# [Direction]
Transcribe all of the records precisely as they are presented.

# [Provided data]
________________________

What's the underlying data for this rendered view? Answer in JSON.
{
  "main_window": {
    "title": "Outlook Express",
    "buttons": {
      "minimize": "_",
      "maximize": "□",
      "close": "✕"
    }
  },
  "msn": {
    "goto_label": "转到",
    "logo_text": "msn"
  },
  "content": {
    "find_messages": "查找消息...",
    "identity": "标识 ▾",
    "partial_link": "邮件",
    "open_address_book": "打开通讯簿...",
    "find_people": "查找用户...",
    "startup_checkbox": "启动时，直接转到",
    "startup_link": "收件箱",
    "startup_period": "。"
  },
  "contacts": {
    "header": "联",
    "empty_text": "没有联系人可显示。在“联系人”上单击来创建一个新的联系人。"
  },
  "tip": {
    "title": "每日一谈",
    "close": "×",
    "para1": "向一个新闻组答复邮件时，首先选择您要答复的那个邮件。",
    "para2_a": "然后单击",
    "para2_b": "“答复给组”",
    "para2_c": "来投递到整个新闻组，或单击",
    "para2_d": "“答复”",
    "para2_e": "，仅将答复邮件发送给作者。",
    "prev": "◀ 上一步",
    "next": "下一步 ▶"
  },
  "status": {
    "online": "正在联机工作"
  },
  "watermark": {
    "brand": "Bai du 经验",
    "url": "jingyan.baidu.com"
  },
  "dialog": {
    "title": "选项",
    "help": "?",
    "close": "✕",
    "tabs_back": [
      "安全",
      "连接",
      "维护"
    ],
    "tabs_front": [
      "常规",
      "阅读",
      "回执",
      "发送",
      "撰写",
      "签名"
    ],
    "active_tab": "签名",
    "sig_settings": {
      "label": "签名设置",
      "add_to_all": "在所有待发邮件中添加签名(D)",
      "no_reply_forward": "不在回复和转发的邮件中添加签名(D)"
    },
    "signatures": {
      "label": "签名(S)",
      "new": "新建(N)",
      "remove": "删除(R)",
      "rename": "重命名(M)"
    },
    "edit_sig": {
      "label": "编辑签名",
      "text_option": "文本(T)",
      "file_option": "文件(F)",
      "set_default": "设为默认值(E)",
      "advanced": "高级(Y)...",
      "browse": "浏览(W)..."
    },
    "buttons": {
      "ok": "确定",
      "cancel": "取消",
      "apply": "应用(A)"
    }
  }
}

________________________

# [Reply to the exercise]
What's the underlying data for this rendered view? Answer in JSON.
{
  "main_window": {
    "title": "Outlook Express",
    "buttons": {
      "minimize": "_",
      "maximize": "□",
      "close": "✕"
    }
  },
  "msn": {
    "goto_label": "转到",
    "logo_text": "msn"
  },
  "content": {
    "find_messages": "查找消息...",
    "identity": "标识 ▾",
    "partial_link": "邮件",
    "open_address_book": "打开通讯簿...",
    "find_people": "查找用户...",
    "startup_checkbox": "启动时，直接转到",
    "startup_link": "收件箱",
    "startup_period": "。"
  },
  "contacts": {
    "header": "联",
    "empty_text": "没有联系人可显示。在“联系人”上单击来创建一个新的联系人。"
  },
  "tip": {
    "title": "每日一谈",
    "close": "×",
    "para1": "向一个新闻组答复邮件时，首先选择您要答复的那个邮件。",
    "para2_a": "然后单击",
    "para2_b": "“答复给组”",
    "para2_c": "来投递到整个新闻组，或单击",
    "para2_d": "“答复”",
    "para2_e": "，仅将答复邮件发送给作者。",
    "prev": "◀ 上一步",
    "next": "下一步 ▶"
  },
  "status": {
    "online": "正在联机工作"
  },
  "watermark": {
    "brand": "Bai du 经验",
    "url": "jingyan.baidu.com"
  },
  "dialog": {
    "title": "选项",
    "help": "?",
    "close": "✕",
    "tabs_back": [
      "安全",
      "连接",
      "维护"
    ],
    "tabs_front": [
      "常规",
      "阅读",
      "回执",
      "发送",
      "撰写",
      "签名"
    ],
    "active_tab": "签名",
    "sig_settings": {
      "label": "签名设置",
      "add_to_all": "在所有待发邮件中添加签名(D)",
      "no_reply_forward": "不在回复和转发的邮件中添加签名(D)"
    },
    "signatures": {
      "label": "签名(S)",
      "new": "新建(N)",
      "remove": "删除(R)",
      "rename": "重命名(M)"
    },
    "edit_sig": {
      "label": "编辑签名",
      "text_option": "文本(T)",
      "file_option": "文件(F)",
      "set_default": "设为默认值(E)",
      "advanced": "高级(Y)...",
      "browse": "浏览(W)..."
    },
    "buttons": {
      "ok": "确定",
      "cancel": "取消",
      "apply": "应用(A)"
    }
  }
}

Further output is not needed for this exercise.